▶ GOAL
Take each line that has the word "kell" and return it.

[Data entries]
* * *

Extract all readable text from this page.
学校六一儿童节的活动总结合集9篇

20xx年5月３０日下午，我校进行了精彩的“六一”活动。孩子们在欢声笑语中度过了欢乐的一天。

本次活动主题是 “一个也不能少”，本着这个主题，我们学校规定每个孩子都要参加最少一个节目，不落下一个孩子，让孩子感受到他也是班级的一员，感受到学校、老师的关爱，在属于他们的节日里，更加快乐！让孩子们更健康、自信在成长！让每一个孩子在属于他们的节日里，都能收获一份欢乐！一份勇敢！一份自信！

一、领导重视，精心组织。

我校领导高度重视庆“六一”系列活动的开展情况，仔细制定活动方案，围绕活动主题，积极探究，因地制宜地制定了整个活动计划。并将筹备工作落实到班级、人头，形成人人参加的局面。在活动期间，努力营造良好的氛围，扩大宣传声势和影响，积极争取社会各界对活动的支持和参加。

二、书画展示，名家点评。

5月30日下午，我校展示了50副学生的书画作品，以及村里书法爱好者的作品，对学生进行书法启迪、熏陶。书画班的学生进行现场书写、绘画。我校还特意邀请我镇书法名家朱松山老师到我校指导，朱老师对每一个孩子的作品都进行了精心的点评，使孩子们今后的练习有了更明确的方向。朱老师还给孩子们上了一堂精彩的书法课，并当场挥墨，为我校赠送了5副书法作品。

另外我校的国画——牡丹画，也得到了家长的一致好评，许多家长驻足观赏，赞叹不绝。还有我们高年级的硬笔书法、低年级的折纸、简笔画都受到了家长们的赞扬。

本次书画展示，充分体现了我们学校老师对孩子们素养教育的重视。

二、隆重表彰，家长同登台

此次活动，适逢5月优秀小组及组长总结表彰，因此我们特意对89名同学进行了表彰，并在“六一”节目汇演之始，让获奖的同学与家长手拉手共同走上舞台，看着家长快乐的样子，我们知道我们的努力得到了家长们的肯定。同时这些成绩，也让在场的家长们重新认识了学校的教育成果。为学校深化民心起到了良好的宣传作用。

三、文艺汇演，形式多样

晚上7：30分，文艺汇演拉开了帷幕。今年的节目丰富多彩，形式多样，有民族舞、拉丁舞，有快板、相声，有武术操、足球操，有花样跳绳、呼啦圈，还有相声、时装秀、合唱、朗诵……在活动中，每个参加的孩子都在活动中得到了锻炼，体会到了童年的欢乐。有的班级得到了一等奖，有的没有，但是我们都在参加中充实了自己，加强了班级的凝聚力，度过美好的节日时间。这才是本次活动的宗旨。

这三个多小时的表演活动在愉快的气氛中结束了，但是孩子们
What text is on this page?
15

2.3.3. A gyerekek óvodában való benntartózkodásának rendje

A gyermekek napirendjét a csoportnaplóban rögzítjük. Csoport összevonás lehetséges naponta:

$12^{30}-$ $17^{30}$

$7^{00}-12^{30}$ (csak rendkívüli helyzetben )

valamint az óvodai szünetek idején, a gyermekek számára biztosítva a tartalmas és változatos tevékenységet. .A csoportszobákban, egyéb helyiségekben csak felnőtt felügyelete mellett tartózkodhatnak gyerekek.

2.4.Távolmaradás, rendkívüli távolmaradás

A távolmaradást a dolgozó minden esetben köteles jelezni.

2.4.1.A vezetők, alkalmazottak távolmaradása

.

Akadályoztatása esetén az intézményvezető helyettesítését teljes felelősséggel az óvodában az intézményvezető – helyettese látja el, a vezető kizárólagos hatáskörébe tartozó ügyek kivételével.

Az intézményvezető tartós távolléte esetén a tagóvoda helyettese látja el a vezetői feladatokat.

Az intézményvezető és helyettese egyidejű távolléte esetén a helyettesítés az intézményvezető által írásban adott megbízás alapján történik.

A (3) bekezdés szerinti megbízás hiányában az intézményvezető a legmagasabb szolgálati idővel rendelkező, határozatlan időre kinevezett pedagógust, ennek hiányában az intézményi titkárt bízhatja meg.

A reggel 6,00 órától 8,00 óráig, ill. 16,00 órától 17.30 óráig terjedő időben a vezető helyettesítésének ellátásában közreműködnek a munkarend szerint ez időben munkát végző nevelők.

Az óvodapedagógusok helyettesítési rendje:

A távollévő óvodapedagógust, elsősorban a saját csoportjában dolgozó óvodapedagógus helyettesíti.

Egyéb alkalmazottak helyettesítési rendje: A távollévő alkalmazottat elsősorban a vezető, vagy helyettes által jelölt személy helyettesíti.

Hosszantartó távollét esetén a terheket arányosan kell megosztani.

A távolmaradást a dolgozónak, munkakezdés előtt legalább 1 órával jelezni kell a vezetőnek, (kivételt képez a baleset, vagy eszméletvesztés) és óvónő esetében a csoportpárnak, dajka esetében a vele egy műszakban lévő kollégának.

* * *

▶ THE RESULT
Hosszantartó távollét esetén a terheket arányosan kell megosztani.
A távolmaradást a dolgozónak, munkakezdés előtt legalább 1 órával jelezni kell a vezetőnek, (kivételt képez a baleset, vagy eszméletvesztés) és óvónő esetében a csoportpárnak, dajka esetében a vele egy műszakban lévő kollégának.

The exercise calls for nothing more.